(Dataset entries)
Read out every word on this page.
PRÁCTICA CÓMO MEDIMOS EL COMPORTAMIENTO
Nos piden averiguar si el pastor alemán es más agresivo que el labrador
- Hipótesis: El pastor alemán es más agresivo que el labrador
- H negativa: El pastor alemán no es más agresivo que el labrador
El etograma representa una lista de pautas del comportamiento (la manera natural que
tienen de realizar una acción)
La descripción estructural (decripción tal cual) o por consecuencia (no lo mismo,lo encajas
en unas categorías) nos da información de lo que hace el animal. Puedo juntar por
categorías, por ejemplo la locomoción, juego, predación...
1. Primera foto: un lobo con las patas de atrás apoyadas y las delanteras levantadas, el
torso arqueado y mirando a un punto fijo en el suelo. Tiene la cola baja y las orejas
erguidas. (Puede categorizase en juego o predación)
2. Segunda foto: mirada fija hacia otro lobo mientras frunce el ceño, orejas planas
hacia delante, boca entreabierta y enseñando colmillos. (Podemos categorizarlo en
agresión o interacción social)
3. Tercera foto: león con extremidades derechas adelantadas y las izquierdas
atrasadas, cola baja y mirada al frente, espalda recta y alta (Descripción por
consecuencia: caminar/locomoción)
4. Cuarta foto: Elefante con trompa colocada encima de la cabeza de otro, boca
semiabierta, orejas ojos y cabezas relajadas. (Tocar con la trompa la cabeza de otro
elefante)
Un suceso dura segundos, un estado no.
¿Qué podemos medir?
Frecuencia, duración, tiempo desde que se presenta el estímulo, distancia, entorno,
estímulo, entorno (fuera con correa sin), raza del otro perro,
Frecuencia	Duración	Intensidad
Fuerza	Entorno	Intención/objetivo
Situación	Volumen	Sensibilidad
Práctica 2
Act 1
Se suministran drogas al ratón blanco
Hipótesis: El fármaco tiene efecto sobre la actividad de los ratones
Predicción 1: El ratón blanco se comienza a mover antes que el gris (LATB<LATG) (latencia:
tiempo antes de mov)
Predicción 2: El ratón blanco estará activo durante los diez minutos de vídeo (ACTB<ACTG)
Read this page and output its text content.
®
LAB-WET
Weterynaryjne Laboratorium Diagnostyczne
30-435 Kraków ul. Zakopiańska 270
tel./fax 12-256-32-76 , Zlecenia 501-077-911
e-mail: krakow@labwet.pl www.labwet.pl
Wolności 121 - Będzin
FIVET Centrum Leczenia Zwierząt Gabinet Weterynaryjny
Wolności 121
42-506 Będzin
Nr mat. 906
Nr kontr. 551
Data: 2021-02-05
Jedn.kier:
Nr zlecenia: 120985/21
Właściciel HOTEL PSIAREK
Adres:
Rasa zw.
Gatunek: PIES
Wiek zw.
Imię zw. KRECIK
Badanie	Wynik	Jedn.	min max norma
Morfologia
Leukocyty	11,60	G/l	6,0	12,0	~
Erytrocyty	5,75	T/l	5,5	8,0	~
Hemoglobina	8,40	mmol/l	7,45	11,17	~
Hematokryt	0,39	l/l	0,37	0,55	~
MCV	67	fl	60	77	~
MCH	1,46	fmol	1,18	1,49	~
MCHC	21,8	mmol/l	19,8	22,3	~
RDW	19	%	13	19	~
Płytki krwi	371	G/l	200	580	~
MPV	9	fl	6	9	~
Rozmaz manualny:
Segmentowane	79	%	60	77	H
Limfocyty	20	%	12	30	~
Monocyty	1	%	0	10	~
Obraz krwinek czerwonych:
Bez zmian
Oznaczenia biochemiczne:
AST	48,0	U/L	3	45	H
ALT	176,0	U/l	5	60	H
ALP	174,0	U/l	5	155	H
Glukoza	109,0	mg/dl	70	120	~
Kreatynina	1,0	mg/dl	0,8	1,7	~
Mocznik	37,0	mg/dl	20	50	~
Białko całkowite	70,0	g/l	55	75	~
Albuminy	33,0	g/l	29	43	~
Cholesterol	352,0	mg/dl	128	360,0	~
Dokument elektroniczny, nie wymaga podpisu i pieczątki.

* **Your instructions**
Output the records verbatim, from the first line to the last.

* **Solved problem**
Read out every word on this page.
PRÁCTICA CÓMO MEDIMOS EL COMPORTAMIENTO
Nos piden averiguar si el pastor alemán es más agresivo que el labrador
- Hipótesis: El pastor alemán es más agresivo que el labrador
- H negativa: El pastor alemán no es más agresivo que el labrador
El etograma representa una lista de pautas del comportamiento (la manera natural que
tienen de realizar una acción)
La descripción estructural (decripción tal cual) o por consecuencia (no lo mismo,lo encajas
en unas categorías) nos da información de lo que hace el animal. Puedo juntar por
categorías, por ejemplo la locomoción, juego, predación...
1. Primera foto: un lobo con las patas de atrás apoyadas y las delanteras levantadas, el
torso arqueado y mirando a un punto fijo en el suelo. Tiene la cola baja y las orejas
erguidas. (Puede categorizase en juego o predación)
2. Segunda foto: mirada fija hacia otro lobo mientras frunce el ceño, orejas planas
hacia delante, boca entreabierta y enseñando colmillos. (Podemos categorizarlo en
agresión o interacción social)
3. Tercera foto: león con extremidades derechas adelantadas y las izquierdas
atrasadas, cola baja y mirada al frente, espalda recta y alta (Descripción por
consecuencia: caminar/locomoción)
4. Cuarta foto: Elefante con trompa colocada encima de la cabeza de otro, boca
semiabierta, orejas ojos y cabezas relajadas. (Tocar con la trompa la cabeza de otro
elefante)
Un suceso dura segundos, un estado no.
¿Qué podemos medir?
Frecuencia, duración, tiempo desde que se presenta el estímulo, distancia, entorno,
estímulo, entorno (fuera con correa sin), raza del otro perro,
Frecuencia	Duración	Intensidad
Fuerza	Entorno	Intención/objetivo
Situación	Volumen	Sensibilidad
Práctica 2
Act 1
Se suministran drogas al ratón blanco
Hipótesis: El fármaco tiene efecto sobre la actividad de los ratones
Predicción 1: El ratón blanco se comienza a mover antes que el gris (LATB<LATG) (latencia:
tiempo antes de mov)
Predicción 2: El ratón blanco estará activo durante los diez minutos de vídeo (ACTB<ACTG)
Read this page and output its text content.
®
LAB-WET
Weterynaryjne Laboratorium Diagnostyczne
30-435 Kraków ul. Zakopiańska 270
tel./fax 12-256-32-76 , Zlecenia 501-077-911
e-mail: krakow@labwet.pl www.labwet.pl
Wolności 121 - Będzin
FIVET Centrum Leczenia Zwierząt Gabinet Weterynaryjny
Wolności 121
42-506 Będzin
Nr mat. 906
Nr kontr. 551
Data: 2021-02-05
Jedn.kier:
Nr zlecenia: 120985/21
Właściciel HOTEL PSIAREK
Adres:
Rasa zw.
Gatunek: PIES
Wiek zw.
Imię zw. KRECIK
Badanie	Wynik	Jedn.	min max norma
Morfologia
Leukocyty	11,60	G/l	6,0	12,0	~
Erytrocyty	5,75	T/l	5,5	8,0	~
Hemoglobina	8,40	mmol/l	7,45	11,17	~
Hematokryt	0,39	l/l	0,37	0,55	~
MCV	67	fl	60	77	~
MCH	1,46	fmol	1,18	1,49	~
MCHC	21,8	mmol/l	19,8	22,3	~
RDW	19	%	13	19	~
Płytki krwi	371	G/l	200	580	~
MPV	9	fl	6	9	~
Rozmaz manualny:
Segmentowane	79	%	60	77	H
Limfocyty	20	%	12	30	~
Monocyty	1	%	0	10	~
Obraz krwinek czerwonych:
Bez zmian
Oznaczenia biochemiczne:
AST	48,0	U/L	3	45	H
ALT	176,0	U/l	5	60	H
ALP	174,0	U/l	5	155	H
Glukoza	109,0	mg/dl	70	120	~
Kreatynina	1,0	mg/dl	0,8	1,7	~
Mocznik	37,0	mg/dl	20	50	~
Białko całkowite	70,0	g/l	55	75	~
Albuminy	33,0	g/l	29	43	~
Cholesterol	352,0	mg/dl	128	360,0	~
Dokument elektroniczny, nie wymaga podpisu i pieczątki.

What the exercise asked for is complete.